DATA SECTION
──────────────────────────────

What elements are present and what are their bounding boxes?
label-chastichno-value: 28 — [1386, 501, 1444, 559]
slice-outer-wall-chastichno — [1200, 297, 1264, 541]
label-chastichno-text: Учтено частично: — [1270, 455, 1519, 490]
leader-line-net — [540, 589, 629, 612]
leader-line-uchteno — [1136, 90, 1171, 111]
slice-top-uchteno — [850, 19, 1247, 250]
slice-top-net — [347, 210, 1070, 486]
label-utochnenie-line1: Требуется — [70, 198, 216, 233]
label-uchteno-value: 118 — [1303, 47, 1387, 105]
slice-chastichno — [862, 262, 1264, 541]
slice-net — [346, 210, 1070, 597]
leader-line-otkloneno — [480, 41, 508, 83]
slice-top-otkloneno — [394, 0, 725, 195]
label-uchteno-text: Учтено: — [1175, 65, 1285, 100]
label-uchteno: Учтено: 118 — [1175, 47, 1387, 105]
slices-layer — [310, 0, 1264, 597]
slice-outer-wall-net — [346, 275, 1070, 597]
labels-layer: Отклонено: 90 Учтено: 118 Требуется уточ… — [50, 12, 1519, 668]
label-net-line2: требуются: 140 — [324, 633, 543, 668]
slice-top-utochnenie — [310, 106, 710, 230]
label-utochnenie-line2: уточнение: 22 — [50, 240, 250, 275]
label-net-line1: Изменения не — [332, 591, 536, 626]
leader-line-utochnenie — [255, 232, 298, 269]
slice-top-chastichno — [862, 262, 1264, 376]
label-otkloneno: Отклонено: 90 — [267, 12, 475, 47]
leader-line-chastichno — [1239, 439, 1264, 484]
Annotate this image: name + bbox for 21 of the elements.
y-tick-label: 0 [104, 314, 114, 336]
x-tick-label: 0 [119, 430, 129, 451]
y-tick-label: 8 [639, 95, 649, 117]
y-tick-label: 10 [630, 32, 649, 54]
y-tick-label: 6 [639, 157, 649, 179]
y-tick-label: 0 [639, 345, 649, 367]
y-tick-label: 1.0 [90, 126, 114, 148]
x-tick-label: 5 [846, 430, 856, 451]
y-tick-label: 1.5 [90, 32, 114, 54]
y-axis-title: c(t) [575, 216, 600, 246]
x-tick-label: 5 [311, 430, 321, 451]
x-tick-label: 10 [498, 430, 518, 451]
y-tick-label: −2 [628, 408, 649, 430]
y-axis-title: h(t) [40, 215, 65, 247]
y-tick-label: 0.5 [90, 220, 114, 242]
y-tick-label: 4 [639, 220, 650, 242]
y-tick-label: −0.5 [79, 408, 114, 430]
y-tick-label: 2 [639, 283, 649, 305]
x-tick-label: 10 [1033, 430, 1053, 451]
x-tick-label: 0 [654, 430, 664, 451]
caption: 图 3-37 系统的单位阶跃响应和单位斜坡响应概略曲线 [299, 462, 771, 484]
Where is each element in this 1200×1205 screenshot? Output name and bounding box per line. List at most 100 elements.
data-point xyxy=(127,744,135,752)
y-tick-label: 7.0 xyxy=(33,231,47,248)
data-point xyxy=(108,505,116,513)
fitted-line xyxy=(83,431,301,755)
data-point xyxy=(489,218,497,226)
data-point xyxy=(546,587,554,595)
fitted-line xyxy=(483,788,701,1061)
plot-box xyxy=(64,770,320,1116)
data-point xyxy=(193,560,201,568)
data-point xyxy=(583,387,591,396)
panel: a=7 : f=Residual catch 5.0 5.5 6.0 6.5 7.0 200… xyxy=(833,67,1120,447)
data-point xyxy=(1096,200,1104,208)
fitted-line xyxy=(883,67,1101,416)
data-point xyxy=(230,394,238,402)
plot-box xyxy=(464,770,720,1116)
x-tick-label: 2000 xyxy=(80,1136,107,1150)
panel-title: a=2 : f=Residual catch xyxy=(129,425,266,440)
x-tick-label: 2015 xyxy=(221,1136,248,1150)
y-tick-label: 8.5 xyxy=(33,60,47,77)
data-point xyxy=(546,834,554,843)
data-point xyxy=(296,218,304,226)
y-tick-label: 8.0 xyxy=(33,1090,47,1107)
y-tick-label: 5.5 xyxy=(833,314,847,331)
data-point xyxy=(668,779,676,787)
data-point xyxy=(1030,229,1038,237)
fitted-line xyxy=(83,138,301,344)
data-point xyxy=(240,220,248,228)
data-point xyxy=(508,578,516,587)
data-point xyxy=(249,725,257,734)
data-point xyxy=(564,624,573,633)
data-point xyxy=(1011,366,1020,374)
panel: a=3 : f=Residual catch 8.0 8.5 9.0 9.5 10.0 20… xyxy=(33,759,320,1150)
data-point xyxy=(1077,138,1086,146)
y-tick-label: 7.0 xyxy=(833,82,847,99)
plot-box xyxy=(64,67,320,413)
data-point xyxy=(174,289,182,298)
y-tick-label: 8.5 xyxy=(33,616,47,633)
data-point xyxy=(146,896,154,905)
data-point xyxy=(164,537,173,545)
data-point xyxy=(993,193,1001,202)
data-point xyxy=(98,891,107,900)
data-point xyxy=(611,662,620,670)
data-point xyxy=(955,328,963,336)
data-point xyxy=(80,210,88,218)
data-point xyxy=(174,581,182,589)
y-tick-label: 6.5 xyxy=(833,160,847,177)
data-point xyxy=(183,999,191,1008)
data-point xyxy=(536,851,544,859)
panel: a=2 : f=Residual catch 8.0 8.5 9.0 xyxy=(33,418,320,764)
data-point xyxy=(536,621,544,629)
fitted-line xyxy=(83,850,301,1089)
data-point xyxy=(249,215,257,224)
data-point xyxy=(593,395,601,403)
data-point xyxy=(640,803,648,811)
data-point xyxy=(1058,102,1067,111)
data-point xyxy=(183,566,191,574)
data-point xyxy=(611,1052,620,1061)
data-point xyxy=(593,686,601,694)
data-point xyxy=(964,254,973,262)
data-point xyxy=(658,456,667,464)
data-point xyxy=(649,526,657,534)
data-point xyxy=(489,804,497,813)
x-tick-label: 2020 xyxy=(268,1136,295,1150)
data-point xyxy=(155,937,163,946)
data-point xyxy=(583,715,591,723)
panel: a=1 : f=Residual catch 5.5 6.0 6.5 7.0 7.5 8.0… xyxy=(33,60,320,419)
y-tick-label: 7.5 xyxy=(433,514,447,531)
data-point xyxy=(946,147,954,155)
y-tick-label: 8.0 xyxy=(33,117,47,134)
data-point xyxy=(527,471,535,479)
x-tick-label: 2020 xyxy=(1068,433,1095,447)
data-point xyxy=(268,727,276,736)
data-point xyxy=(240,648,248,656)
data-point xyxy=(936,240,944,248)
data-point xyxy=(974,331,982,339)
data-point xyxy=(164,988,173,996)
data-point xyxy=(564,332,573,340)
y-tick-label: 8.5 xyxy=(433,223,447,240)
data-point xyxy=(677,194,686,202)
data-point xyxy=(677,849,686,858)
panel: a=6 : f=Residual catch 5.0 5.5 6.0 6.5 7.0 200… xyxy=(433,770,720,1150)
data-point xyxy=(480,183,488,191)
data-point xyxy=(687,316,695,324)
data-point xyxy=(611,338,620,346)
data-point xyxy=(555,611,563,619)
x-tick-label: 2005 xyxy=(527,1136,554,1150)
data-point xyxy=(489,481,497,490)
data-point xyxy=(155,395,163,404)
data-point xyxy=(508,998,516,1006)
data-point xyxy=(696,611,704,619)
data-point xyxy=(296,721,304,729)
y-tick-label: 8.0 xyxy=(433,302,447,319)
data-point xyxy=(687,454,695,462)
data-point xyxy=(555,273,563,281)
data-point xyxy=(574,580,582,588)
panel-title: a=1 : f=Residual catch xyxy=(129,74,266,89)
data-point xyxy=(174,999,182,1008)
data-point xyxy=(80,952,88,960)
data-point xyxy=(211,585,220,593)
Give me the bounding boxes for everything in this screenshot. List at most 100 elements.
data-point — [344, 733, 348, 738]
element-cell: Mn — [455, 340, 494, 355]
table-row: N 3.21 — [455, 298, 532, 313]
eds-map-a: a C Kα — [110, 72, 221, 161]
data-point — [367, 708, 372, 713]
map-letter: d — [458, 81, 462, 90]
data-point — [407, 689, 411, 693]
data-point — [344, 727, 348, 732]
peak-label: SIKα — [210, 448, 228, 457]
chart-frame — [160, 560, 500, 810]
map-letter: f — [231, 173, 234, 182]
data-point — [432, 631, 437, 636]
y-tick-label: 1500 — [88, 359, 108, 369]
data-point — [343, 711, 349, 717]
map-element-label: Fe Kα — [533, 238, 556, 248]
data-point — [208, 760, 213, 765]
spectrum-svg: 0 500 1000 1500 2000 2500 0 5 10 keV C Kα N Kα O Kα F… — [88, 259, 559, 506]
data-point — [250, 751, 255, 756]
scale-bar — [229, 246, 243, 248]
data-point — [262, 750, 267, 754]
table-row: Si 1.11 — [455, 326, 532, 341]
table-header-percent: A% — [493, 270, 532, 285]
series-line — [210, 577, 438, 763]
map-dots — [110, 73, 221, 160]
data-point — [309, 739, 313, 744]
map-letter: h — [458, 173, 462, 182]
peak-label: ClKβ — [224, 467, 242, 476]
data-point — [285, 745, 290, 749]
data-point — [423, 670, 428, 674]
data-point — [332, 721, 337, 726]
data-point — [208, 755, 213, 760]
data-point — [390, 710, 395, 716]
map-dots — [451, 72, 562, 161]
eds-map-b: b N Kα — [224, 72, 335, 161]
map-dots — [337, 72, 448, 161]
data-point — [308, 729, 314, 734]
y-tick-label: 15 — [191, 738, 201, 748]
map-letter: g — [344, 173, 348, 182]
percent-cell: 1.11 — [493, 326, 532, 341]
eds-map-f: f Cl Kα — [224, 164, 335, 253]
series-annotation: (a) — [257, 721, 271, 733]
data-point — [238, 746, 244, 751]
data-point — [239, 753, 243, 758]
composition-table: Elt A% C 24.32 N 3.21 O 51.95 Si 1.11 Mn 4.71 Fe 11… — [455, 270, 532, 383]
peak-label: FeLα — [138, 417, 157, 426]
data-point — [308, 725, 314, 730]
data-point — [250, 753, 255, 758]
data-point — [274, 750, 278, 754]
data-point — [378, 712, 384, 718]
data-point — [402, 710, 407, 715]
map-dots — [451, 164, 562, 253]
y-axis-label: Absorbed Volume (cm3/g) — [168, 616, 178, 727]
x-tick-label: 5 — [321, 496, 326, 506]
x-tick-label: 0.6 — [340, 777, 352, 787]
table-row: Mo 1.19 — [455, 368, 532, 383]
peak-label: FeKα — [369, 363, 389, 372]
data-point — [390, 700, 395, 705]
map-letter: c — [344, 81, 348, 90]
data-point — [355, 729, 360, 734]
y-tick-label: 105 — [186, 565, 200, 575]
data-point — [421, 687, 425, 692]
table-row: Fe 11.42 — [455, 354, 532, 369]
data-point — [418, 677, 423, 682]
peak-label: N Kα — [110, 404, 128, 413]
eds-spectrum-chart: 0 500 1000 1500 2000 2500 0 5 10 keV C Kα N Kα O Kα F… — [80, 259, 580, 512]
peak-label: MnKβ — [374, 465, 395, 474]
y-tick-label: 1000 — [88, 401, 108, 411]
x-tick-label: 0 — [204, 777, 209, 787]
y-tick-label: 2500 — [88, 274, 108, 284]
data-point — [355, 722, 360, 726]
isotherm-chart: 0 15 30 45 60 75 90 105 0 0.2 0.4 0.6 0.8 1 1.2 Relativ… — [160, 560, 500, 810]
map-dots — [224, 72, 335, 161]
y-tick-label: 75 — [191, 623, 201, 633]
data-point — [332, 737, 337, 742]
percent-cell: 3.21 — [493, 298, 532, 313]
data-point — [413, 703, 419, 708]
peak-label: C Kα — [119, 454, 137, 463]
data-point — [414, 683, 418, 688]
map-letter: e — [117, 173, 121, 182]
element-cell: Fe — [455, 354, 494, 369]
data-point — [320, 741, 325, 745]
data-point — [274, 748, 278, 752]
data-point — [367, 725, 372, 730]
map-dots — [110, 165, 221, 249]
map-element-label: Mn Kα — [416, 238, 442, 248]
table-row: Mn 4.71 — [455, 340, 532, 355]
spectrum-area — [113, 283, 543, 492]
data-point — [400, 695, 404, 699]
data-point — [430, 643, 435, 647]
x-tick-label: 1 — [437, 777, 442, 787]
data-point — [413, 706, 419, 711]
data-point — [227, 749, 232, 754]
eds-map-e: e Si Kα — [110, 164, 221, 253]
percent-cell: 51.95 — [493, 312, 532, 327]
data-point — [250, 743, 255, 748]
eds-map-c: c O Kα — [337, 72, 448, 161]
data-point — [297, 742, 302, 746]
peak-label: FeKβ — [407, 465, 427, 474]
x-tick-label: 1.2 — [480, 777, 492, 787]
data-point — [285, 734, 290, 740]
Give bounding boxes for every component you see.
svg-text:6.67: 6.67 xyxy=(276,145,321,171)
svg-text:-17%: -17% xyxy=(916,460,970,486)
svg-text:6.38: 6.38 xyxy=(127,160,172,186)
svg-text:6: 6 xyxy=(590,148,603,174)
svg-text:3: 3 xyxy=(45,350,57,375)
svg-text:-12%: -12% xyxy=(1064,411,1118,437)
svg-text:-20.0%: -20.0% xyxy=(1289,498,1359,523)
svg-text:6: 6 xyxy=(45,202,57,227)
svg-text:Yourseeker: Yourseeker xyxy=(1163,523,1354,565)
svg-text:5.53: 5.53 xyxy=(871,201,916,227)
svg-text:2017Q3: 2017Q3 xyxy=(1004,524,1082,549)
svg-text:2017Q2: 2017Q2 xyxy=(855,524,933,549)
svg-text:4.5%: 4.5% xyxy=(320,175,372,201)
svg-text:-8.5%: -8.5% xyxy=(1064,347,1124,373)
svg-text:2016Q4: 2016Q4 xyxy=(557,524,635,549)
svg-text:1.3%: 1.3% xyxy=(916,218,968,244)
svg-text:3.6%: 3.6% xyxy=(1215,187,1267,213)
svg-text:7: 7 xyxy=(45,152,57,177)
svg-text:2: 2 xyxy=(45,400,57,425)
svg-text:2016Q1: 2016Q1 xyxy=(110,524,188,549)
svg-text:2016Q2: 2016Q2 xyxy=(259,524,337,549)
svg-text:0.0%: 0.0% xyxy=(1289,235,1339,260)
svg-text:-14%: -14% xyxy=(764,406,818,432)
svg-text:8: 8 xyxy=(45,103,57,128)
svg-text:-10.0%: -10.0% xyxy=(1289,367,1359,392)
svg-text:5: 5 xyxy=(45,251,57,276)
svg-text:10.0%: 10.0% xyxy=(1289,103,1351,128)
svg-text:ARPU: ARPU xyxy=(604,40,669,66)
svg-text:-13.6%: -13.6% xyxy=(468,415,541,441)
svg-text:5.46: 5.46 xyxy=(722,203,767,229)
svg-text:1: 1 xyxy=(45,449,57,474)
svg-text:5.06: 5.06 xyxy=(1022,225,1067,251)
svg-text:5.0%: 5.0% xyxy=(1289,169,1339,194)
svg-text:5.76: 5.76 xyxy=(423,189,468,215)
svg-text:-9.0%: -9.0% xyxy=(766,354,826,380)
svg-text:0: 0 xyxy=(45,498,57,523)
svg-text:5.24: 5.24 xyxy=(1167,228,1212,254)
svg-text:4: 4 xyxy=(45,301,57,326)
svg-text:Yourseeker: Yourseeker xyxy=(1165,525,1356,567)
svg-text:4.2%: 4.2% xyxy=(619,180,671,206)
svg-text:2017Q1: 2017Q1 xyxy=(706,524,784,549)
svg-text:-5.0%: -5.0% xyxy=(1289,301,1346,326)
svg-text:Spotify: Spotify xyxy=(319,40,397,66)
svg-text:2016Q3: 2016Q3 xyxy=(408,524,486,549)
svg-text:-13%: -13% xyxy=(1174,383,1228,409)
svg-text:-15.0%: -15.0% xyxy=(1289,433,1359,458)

──────────────────────────────

INSTRUCTION
How many lines of the data above contain the string "title"? Case counts, and the reply should be the number alone.

ANSWER TO THE TASK
4